Work required ::
Provide nothing beyond the count of lines that include the string "this".

Data shown ::
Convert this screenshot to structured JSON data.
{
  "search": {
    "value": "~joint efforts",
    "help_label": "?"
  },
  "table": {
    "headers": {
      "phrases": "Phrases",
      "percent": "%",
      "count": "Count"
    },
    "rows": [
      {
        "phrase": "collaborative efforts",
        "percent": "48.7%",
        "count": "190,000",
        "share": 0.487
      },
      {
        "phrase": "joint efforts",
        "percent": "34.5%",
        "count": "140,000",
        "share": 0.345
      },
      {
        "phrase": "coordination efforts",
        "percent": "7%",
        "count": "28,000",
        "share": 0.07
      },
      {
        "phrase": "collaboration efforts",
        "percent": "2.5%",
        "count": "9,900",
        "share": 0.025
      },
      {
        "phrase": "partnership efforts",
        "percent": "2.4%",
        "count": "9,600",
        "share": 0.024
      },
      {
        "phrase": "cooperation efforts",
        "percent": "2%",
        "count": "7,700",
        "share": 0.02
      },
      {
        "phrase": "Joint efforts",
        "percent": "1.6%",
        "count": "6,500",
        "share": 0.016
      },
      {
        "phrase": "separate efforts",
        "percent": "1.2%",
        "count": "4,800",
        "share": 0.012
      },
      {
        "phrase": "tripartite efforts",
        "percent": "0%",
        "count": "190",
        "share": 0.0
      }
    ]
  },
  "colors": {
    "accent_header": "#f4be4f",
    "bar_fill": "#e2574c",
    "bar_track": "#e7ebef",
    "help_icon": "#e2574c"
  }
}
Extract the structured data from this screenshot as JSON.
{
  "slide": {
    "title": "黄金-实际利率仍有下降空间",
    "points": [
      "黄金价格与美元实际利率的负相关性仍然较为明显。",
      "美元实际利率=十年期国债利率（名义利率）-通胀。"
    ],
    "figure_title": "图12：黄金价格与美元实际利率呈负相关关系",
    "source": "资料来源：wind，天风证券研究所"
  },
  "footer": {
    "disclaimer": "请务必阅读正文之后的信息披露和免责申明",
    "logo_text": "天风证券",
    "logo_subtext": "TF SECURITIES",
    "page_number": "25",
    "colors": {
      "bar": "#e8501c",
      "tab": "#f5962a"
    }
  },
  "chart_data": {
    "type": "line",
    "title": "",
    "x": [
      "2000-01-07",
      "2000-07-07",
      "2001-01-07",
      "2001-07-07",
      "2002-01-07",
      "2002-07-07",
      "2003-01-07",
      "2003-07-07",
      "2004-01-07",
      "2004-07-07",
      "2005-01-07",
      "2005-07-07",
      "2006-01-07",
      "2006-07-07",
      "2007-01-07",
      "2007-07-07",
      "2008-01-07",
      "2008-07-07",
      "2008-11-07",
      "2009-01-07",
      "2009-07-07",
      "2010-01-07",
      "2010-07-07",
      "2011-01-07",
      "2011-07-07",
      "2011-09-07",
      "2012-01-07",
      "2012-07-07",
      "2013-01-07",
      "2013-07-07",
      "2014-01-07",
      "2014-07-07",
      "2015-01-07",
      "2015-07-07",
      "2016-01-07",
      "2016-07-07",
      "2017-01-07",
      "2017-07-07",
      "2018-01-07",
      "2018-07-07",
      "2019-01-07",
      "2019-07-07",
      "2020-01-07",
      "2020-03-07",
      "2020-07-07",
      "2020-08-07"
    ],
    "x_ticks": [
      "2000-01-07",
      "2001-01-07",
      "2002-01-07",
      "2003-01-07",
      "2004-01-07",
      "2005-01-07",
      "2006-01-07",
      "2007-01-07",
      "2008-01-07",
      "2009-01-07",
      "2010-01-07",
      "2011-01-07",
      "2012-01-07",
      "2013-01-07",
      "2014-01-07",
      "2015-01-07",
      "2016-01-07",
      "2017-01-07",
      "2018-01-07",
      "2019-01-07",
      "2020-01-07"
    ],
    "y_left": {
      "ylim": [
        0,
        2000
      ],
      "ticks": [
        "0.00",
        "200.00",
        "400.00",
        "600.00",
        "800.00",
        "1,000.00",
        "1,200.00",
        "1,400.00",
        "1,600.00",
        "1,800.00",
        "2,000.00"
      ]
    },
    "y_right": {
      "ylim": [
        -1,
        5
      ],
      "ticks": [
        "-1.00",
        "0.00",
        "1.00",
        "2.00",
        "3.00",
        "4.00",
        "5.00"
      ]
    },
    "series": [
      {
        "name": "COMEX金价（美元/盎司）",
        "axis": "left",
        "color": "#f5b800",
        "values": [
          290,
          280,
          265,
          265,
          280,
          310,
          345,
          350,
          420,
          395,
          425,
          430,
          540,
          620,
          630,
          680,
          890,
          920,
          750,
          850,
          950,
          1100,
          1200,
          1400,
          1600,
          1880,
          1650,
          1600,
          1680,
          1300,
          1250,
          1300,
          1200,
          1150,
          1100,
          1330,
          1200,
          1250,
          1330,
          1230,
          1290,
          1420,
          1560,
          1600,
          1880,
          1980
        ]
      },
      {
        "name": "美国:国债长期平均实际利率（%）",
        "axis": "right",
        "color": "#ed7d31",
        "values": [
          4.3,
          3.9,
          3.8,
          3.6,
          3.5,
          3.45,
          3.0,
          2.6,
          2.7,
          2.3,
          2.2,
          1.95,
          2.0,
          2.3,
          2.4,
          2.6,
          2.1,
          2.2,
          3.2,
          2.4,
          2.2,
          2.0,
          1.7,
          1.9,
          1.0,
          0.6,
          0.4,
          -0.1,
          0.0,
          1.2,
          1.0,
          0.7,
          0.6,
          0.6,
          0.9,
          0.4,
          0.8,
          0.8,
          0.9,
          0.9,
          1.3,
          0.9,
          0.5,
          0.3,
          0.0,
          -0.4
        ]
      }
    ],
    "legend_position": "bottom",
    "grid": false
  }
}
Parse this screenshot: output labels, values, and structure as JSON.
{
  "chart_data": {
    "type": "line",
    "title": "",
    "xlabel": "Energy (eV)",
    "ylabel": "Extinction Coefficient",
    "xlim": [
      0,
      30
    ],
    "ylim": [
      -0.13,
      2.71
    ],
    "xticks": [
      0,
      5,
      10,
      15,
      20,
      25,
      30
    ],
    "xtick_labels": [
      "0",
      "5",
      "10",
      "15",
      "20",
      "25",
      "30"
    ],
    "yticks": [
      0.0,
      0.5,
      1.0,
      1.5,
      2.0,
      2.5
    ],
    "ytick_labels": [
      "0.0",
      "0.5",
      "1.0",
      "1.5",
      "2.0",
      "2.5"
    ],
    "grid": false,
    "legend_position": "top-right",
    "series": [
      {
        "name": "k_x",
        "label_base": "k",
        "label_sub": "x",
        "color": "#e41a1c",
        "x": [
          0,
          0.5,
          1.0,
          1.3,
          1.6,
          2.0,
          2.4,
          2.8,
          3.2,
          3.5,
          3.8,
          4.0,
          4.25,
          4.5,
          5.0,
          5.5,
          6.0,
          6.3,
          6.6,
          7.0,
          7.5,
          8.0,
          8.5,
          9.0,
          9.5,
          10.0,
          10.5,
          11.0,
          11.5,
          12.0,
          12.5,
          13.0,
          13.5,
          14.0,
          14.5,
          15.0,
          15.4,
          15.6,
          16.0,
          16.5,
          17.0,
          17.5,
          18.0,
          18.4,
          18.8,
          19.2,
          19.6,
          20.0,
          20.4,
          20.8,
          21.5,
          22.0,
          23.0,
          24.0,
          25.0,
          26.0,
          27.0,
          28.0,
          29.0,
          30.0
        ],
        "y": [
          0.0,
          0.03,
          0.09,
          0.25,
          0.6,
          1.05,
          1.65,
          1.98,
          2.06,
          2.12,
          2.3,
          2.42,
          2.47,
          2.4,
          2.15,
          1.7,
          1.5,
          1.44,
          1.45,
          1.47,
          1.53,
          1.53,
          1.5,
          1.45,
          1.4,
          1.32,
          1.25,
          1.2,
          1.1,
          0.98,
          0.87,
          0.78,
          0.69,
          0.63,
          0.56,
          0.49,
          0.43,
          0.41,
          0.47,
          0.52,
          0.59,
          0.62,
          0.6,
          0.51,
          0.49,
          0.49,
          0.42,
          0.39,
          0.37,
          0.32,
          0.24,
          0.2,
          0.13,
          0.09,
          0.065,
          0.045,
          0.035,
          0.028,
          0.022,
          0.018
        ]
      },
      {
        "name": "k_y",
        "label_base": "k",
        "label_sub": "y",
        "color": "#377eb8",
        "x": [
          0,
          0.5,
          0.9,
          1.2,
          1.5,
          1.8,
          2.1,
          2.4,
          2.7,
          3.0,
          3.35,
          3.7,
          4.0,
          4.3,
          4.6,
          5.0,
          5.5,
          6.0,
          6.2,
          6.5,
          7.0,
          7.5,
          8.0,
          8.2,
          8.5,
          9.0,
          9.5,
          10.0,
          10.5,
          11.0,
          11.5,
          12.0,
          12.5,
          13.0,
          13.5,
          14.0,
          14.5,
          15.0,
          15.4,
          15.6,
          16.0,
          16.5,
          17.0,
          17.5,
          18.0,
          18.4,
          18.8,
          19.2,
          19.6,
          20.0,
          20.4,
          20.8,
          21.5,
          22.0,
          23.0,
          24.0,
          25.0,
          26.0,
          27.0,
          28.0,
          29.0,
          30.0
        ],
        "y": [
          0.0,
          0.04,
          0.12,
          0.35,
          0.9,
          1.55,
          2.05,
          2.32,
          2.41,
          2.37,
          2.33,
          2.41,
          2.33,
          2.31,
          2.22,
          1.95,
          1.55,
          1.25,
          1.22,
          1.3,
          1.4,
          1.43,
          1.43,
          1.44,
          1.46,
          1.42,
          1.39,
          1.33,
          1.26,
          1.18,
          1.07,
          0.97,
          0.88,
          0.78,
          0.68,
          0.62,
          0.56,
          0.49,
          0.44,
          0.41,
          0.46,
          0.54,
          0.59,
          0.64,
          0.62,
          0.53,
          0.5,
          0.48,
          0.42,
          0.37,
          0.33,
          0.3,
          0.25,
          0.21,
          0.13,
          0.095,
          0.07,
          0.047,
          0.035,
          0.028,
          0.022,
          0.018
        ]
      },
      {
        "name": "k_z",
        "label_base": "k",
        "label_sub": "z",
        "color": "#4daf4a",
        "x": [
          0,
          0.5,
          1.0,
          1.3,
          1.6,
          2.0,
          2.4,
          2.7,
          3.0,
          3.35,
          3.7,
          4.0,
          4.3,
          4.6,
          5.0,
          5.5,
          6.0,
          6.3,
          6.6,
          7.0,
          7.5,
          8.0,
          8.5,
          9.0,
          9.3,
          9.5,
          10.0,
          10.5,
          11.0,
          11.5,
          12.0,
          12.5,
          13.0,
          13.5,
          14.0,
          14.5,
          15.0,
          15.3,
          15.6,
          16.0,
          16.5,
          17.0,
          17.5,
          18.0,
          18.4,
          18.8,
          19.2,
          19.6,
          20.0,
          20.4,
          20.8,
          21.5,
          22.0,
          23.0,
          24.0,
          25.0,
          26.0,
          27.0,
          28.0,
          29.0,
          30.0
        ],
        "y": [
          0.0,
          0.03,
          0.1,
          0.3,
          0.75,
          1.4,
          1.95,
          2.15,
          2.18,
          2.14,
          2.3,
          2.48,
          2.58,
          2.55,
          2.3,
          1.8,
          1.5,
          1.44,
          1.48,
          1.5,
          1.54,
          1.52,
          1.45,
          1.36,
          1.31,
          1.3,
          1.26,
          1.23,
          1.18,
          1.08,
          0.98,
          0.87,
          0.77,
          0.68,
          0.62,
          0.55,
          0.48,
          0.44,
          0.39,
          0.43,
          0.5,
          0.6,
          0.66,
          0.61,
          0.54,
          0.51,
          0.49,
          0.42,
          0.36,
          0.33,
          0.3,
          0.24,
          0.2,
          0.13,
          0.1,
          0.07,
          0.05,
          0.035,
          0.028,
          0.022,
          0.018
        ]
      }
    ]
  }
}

Correct response ::
3